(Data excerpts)
┄┄┄┄┄┄

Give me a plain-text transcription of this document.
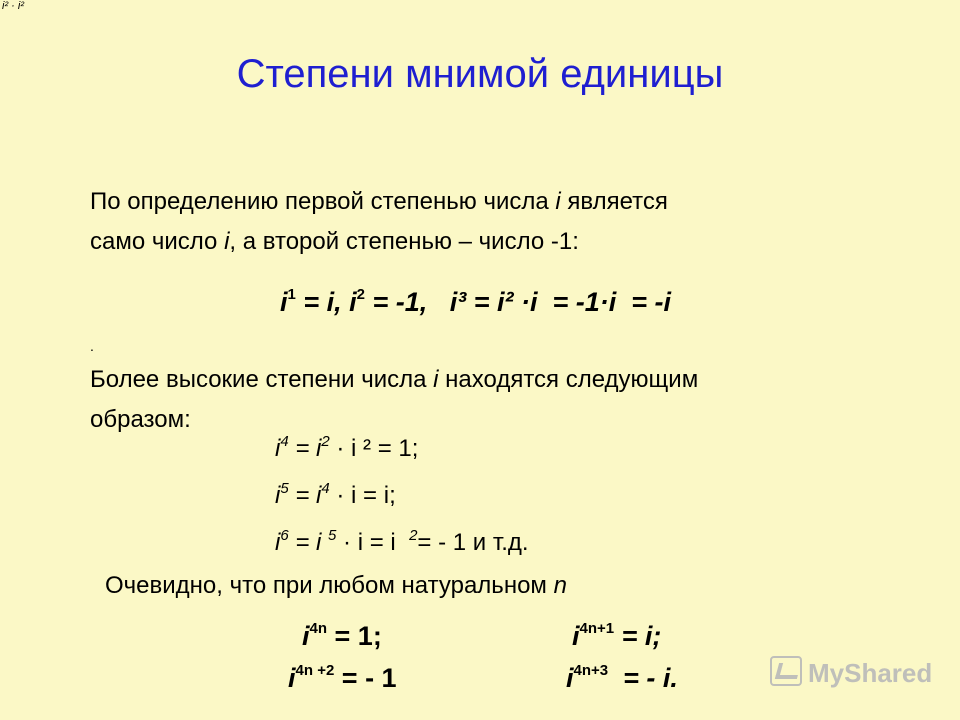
i² · i²
Степени мнимой единицы
По определению первой степенью числа i является
само число i, а второй степенью – число -1:
$i^1 = i$, $i^2 = -1$,   i³ = i² ·i  = -1·i  = -i
.
Более высокие степени числа i находятся следующим
образом:
$i^4 = i^2 \cdot i$ ² = 1;
$i^5 = i^4 \cdot i = i$;
$i^6 = i$ $^5$ · i = i  $^2$= - 1 и т.д.
Очевидно, что при любом натуральном n
$i^{4n} = 1$;	$i^{4n+1} = i$;
$i^{4n +2}$ = - 1	$i^{4n+3}$  = - i.	MyShared
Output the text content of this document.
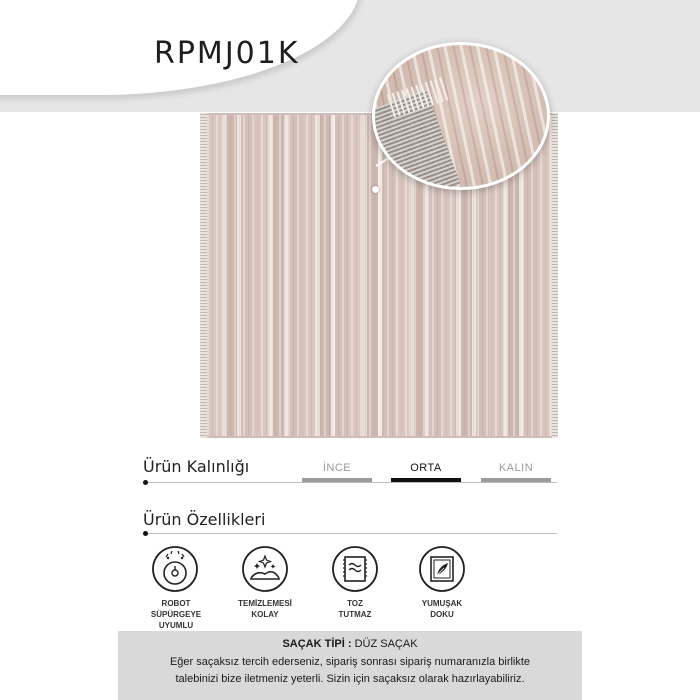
RPMJ01K
Ürün Kalınlığı	İNCE	ORTA	KALIN
Ürün Özellikleri
ROBOT
SÜPÜRGEYE
UYUMLU
TEMİZLEMESİ
KOLAY
TOZ
TUTMAZ
YUMUŞAK
DOKU
SAÇAK TİPİ : DÜZ SAÇAK
Eğer saçaksız tercih ederseniz, sipariş sonrası sipariş numaranızla birlikte
talebinizi bize iletmeniz yeterli. Sizin için saçaksız olarak hazırlayabiliriz.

┄┄┄┄┄┄

:: Aim of the task ::
Do not copy the pictures, but repeat every line exactly.

:: Task solution ::
Give me a plain-text transcription of this document.
i² · i²
Степени мнимой единицы
По определению первой степенью числа i является
само число i, а второй степенью – число -1:
$i^1 = i$, $i^2 = -1$,   i³ = i² ·i  = -1·i  = -i
.
Более высокие степени числа i находятся следующим
образом:
$i^4 = i^2 \cdot i$ ² = 1;
$i^5 = i^4 \cdot i = i$;
$i^6 = i$ $^5$ · i = i  $^2$= - 1 и т.д.
Очевидно, что при любом натуральном n
$i^{4n} = 1$;	$i^{4n+1} = i$;
$i^{4n +2}$ = - 1	$i^{4n+3}$  = - i.	MyShared
Output the text content of this document.
RPMJ01K
Ürün Kalınlığı	İNCE	ORTA	KALIN
Ürün Özellikleri
ROBOT
SÜPÜRGEYE
UYUMLU
TEMİZLEMESİ
KOLAY
TOZ
TUTMAZ
YUMUŞAK
DOKU
SAÇAK TİPİ : DÜZ SAÇAK
Eğer saçaksız tercih ederseniz, sipariş sonrası sipariş numaranızla birlikte
talebinizi bize iletmeniz yeterli. Sizin için saçaksız olarak hazırlayabiliriz.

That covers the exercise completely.